— TO DO —
Your task is to count the lines of the entries below that include the word "plot" and to give only the resulting number.

Stored entries
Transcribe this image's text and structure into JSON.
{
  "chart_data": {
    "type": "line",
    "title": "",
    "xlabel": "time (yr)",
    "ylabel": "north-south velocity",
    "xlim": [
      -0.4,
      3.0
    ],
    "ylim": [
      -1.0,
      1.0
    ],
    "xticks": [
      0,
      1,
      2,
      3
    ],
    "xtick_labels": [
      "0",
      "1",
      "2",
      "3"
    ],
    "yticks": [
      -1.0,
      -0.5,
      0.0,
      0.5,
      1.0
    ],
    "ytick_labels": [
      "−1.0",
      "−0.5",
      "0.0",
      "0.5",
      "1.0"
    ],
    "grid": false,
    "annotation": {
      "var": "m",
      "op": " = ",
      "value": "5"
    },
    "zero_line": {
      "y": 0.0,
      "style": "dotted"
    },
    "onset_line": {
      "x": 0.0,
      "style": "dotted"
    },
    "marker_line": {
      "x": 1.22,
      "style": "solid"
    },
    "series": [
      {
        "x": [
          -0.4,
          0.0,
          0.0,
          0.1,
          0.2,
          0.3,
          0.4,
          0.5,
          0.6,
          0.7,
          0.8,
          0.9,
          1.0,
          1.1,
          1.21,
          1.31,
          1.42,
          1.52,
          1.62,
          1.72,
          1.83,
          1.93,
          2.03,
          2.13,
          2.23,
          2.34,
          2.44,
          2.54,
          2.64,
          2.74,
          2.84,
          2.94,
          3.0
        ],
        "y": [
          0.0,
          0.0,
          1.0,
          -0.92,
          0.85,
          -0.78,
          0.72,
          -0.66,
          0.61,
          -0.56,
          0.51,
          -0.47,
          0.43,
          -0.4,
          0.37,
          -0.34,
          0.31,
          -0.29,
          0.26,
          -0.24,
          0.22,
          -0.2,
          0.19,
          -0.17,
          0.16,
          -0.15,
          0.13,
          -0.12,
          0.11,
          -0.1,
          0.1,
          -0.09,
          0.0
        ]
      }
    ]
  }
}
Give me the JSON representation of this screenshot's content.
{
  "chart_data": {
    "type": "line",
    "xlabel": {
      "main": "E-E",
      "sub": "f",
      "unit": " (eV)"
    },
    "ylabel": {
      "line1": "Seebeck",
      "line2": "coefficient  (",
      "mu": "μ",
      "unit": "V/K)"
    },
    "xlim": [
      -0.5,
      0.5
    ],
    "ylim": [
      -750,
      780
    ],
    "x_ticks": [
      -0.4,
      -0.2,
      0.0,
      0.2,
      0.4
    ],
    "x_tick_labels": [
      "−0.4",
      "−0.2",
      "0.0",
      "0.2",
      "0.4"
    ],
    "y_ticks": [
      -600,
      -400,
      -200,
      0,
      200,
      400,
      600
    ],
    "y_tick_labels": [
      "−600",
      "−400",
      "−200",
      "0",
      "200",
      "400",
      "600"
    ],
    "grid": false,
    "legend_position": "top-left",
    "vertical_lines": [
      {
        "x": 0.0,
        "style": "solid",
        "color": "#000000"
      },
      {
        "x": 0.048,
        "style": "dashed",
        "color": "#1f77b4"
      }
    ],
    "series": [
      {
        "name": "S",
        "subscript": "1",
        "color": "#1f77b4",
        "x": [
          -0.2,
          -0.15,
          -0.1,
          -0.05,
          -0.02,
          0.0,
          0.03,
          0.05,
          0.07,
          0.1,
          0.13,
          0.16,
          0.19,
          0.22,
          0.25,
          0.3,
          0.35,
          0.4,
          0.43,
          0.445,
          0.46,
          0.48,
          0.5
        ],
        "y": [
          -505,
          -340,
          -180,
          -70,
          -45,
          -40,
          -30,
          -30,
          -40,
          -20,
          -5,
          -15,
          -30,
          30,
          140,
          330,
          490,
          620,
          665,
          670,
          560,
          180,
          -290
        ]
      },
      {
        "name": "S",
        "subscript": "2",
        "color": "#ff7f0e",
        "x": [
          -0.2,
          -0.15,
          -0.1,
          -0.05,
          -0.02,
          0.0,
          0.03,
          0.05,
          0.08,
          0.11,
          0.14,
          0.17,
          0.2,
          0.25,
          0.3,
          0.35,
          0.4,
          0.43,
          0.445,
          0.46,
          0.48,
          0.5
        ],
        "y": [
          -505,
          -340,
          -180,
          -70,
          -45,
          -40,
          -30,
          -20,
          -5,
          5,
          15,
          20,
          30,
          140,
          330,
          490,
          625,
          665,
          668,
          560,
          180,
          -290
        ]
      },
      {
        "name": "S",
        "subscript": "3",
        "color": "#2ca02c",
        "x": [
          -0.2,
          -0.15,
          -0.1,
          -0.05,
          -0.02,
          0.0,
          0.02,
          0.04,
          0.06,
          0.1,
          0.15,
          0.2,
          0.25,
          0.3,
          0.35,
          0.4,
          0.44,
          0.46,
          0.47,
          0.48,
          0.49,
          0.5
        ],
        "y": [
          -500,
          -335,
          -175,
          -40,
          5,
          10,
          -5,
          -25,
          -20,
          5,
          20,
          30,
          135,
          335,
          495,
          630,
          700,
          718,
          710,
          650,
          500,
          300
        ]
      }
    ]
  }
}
---
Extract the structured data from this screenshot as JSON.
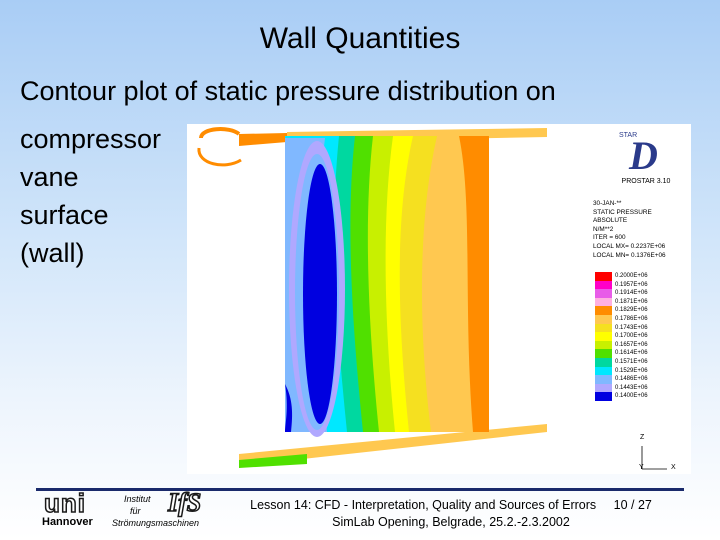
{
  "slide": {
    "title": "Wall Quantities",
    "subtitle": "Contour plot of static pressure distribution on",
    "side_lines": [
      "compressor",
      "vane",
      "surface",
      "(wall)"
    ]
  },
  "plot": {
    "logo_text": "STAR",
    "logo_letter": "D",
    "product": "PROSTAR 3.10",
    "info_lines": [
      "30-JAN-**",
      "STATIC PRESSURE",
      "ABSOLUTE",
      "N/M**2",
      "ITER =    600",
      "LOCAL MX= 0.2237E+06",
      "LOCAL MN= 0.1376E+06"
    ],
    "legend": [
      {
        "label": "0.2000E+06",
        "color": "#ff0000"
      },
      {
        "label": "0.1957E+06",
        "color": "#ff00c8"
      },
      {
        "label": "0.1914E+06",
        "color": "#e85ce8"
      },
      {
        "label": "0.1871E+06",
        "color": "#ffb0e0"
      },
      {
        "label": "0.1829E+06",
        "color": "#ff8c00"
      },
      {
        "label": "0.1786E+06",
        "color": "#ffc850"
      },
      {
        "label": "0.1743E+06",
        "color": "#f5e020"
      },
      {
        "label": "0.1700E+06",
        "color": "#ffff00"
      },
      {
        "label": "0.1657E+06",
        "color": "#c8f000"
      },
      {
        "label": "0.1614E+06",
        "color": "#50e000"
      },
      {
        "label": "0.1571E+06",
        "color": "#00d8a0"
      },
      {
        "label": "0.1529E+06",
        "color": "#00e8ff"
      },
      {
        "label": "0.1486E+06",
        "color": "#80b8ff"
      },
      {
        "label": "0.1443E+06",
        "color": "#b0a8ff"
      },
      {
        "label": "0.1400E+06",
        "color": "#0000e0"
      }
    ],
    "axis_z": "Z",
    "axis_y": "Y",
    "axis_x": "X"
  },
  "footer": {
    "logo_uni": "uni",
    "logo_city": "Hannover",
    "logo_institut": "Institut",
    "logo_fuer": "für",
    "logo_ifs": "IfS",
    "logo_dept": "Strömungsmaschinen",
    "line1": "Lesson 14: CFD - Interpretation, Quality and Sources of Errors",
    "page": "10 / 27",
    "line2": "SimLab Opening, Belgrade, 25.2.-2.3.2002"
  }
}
...
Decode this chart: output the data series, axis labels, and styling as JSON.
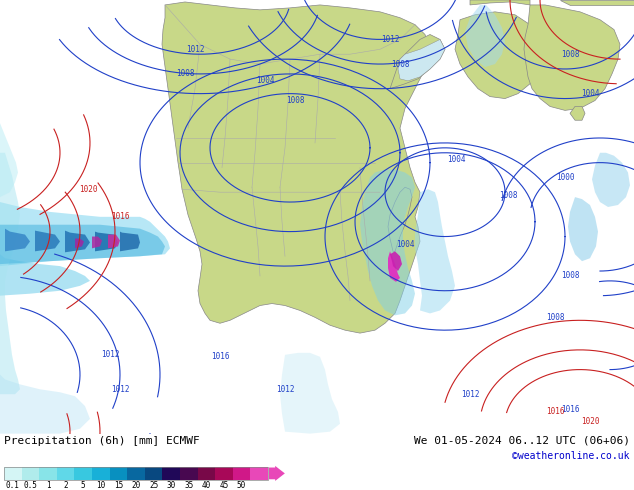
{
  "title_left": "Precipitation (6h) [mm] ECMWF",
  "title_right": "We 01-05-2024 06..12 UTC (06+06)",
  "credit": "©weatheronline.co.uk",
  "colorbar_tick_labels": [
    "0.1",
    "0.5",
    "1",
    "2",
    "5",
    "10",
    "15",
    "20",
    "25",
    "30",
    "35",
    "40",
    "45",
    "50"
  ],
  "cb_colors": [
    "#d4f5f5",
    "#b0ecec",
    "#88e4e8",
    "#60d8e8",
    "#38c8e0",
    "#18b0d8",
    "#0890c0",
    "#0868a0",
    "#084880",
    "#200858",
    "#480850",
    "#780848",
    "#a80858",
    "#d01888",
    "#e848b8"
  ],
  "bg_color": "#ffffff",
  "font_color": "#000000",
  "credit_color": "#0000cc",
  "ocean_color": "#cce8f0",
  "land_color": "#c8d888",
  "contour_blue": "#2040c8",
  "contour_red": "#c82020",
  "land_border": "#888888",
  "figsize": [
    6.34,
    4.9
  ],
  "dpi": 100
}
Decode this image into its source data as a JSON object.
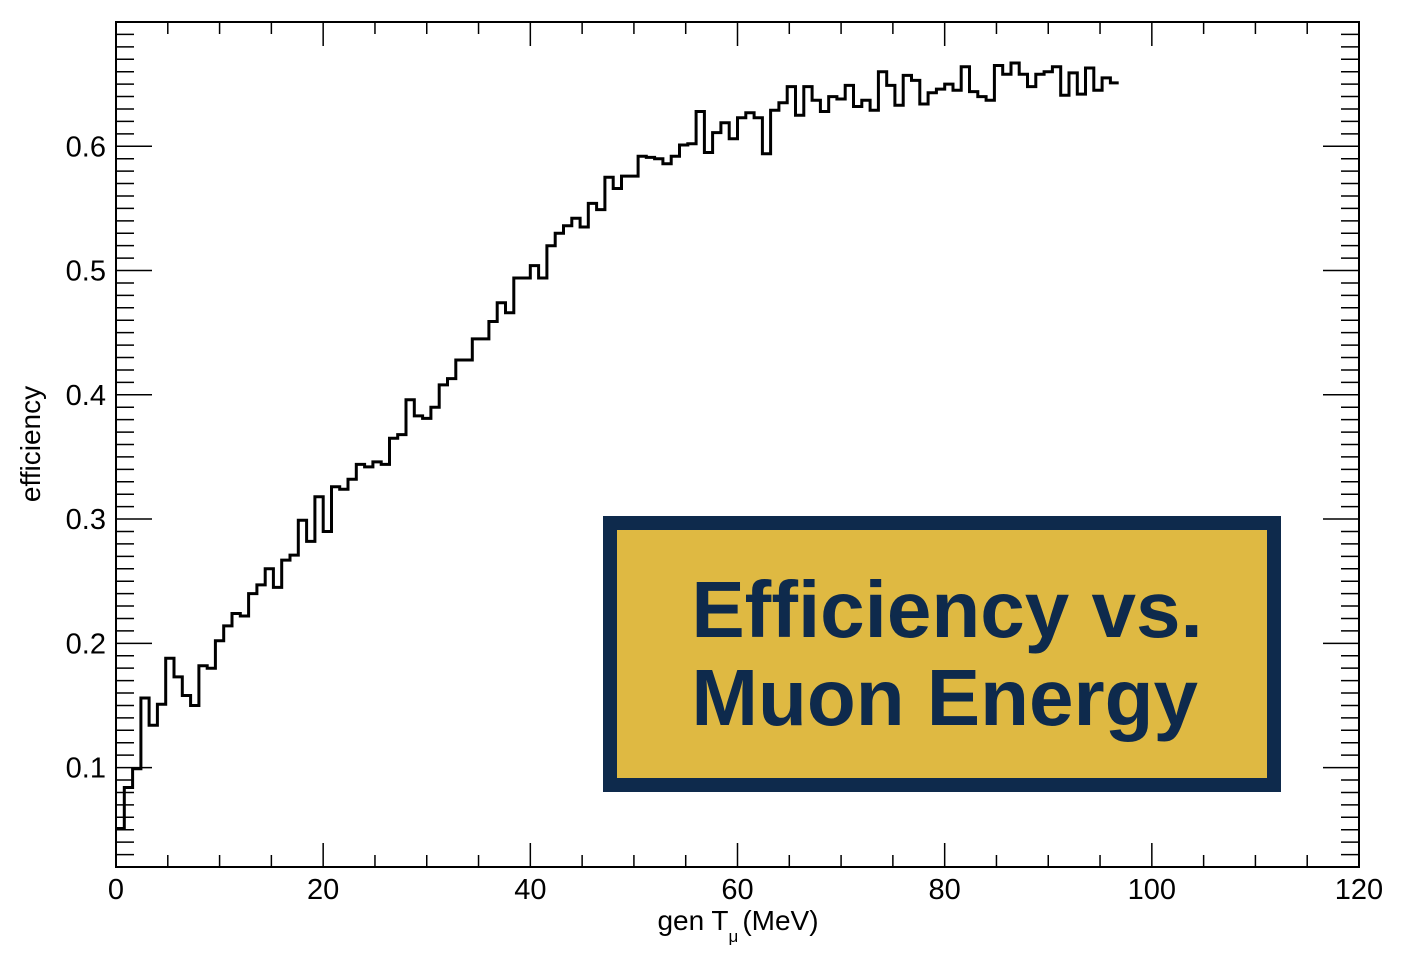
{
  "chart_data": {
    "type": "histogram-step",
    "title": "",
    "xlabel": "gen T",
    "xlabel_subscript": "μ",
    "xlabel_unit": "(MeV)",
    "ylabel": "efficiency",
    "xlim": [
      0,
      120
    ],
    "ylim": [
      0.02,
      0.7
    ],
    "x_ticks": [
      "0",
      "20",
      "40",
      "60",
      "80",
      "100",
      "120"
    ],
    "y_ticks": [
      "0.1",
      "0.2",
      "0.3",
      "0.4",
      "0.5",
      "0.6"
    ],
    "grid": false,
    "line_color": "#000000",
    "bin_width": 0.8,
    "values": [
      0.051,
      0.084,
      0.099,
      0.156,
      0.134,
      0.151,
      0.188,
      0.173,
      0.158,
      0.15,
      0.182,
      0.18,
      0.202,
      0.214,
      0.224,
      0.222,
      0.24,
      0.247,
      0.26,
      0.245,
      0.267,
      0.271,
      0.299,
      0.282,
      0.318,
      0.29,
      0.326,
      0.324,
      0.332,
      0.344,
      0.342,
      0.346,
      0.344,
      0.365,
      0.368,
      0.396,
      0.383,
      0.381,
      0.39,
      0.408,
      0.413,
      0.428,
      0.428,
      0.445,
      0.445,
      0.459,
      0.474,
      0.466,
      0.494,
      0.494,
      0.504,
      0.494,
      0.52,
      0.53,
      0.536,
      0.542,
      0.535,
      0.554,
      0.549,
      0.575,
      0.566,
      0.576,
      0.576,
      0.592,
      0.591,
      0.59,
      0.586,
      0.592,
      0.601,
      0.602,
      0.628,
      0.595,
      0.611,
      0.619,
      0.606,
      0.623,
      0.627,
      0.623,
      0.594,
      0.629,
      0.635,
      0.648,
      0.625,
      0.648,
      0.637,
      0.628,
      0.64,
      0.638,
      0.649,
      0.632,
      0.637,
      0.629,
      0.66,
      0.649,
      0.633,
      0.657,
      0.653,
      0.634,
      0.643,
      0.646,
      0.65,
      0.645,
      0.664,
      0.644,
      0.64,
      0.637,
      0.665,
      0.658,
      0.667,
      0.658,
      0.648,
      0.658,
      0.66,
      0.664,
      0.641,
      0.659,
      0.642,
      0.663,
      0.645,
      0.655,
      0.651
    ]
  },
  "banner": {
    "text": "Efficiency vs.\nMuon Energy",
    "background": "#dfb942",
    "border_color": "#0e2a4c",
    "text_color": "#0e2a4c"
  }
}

— RESULT OF THIS TASK —
2